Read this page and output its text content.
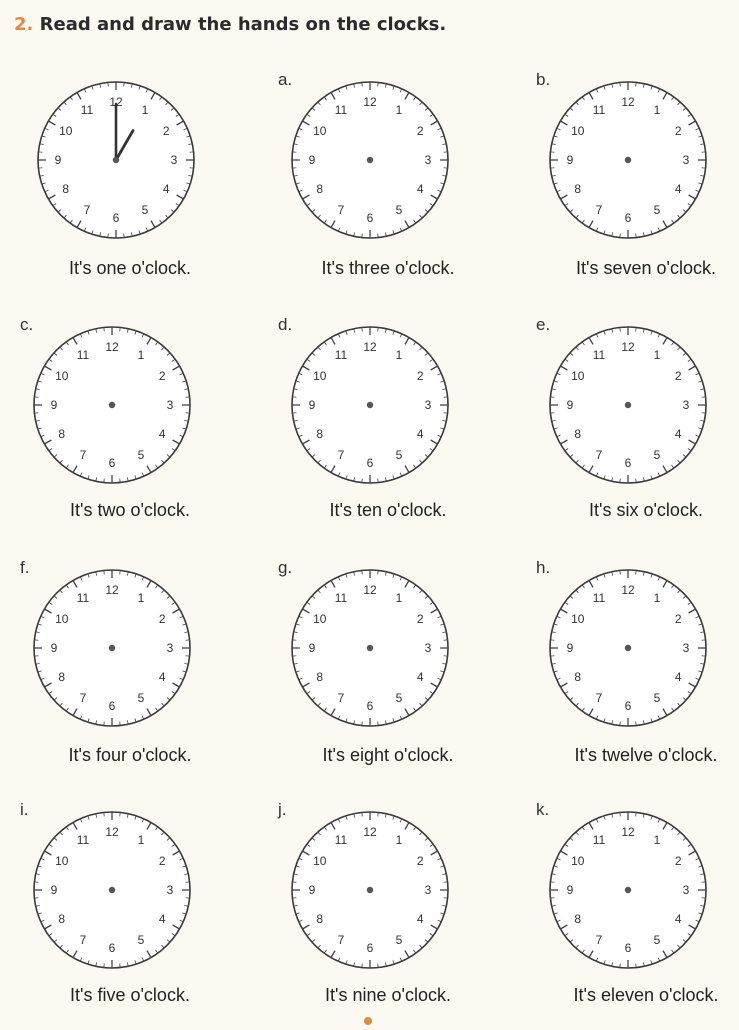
2. Read and draw the hands on the clocks.
12
1
2
3
4
5
6
7
8
9
10
11
It's one o'clock.
a.
12
1
2
3
4
5
6
7
8
9
10
11
It's three o'clock.
b.
12
1
2
3
4
5
6
7
8
9
10
11
It's seven o'clock.
c.
12
1
2
3
4
5
6
7
8
9
10
11
It's two o'clock.
d.
12
1
2
3
4
5
6
7
8
9
10
11
It's ten o'clock.
e.
12
1
2
3
4
5
6
7
8
9
10
11
It's six o'clock.
f.
12
1
2
3
4
5
6
7
8
9
10
11
It's four o'clock.
g.
12
1
2
3
4
5
6
7
8
9
10
11
It's eight o'clock.
h.
12
1
2
3
4
5
6
7
8
9
10
11
It's twelve o'clock.
i.
12
1
2
3
4
5
6
7
8
9
10
11
It's five o'clock.
j.
12
1
2
3
4
5
6
7
8
9
10
11
It's nine o'clock.
k.
12
1
2
3
4
5
6
7
8
9
10
11
It's eleven o'clock.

....

» SET PROBLEM: Quote all the records verbatim, dropping any pictures from your copy.

» RESPONSE:
Read this page and output its text content.
2. Read and draw the hands on the clocks.
12
1
2
3
4
5
6
7
8
9
10
11
It's one o'clock.
a.
12
1
2
3
4
5
6
7
8
9
10
11
It's three o'clock.
b.
12
1
2
3
4
5
6
7
8
9
10
11
It's seven o'clock.
c.
12
1
2
3
4
5
6
7
8
9
10
11
It's two o'clock.
d.
12
1
2
3
4
5
6
7
8
9
10
11
It's ten o'clock.
e.
12
1
2
3
4
5
6
7
8
9
10
11
It's six o'clock.
f.
12
1
2
3
4
5
6
7
8
9
10
11
It's four o'clock.
g.
12
1
2
3
4
5
6
7
8
9
10
11
It's eight o'clock.
h.
12
1
2
3
4
5
6
7
8
9
10
11
It's twelve o'clock.
i.
12
1
2
3
4
5
6
7
8
9
10
11
It's five o'clock.
j.
12
1
2
3
4
5
6
7
8
9
10
11
It's nine o'clock.
k.
12
1
2
3
4
5
6
7
8
9
10
11
It's eleven o'clock.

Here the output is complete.